**WHAT IS NEEDED:**
Copy out all of the data exactly as it appears.

**Saved entries:**
· · · · · · ·
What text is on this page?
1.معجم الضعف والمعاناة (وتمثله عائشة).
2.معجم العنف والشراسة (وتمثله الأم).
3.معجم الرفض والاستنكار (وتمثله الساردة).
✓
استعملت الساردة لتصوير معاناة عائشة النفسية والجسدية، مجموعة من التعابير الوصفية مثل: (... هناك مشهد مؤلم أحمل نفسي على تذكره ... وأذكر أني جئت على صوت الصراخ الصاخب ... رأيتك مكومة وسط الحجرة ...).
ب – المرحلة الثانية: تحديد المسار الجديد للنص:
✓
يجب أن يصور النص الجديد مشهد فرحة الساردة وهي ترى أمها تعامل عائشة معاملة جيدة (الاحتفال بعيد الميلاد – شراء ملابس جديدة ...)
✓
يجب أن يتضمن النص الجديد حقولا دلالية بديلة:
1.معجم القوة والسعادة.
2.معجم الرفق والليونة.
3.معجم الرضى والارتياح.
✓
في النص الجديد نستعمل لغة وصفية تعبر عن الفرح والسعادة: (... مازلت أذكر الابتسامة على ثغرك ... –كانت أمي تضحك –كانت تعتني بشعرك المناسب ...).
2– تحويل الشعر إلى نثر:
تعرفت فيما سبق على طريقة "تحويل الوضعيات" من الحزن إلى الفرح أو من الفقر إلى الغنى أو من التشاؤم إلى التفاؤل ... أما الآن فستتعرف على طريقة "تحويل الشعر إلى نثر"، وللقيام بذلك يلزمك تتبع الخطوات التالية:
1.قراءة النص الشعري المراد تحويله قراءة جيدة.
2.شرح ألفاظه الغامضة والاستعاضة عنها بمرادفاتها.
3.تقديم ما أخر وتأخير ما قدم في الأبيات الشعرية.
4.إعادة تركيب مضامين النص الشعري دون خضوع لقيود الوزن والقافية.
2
· · · · · · ·
**REPLY TO THE TASK:**
What text is on this page?
1.معجم الضعف والمعاناة (وتمثله عائشة).
2.معجم العنف والشراسة (وتمثله الأم).
3.معجم الرفض والاستنكار (وتمثله الساردة).
✓
استعملت الساردة لتصوير معاناة عائشة النفسية والجسدية، مجموعة من التعابير الوصفية مثل: (... هناك مشهد مؤلم أحمل نفسي على تذكره ... وأذكر أني جئت على صوت الصراخ الصاخب ... رأيتك مكومة وسط الحجرة ...).
ب – المرحلة الثانية: تحديد المسار الجديد للنص:
✓
يجب أن يصور النص الجديد مشهد فرحة الساردة وهي ترى أمها تعامل عائشة معاملة جيدة (الاحتفال بعيد الميلاد – شراء ملابس جديدة ...)
✓
يجب أن يتضمن النص الجديد حقولا دلالية بديلة:
1.معجم القوة والسعادة.
2.معجم الرفق والليونة.
3.معجم الرضى والارتياح.
✓
في النص الجديد نستعمل لغة وصفية تعبر عن الفرح والسعادة: (... مازلت أذكر الابتسامة على ثغرك ... –كانت أمي تضحك –كانت تعتني بشعرك المناسب ...).
2– تحويل الشعر إلى نثر:
تعرفت فيما سبق على طريقة "تحويل الوضعيات" من الحزن إلى الفرح أو من الفقر إلى الغنى أو من التشاؤم إلى التفاؤل ... أما الآن فستتعرف على طريقة "تحويل الشعر إلى نثر"، وللقيام بذلك يلزمك تتبع الخطوات التالية:
1.قراءة النص الشعري المراد تحويله قراءة جيدة.
2.شرح ألفاظه الغامضة والاستعاضة عنها بمرادفاتها.
3.تقديم ما أخر وتأخير ما قدم في الأبيات الشعرية.
4.إعادة تركيب مضامين النص الشعري دون خضوع لقيود الوزن والقافية.
2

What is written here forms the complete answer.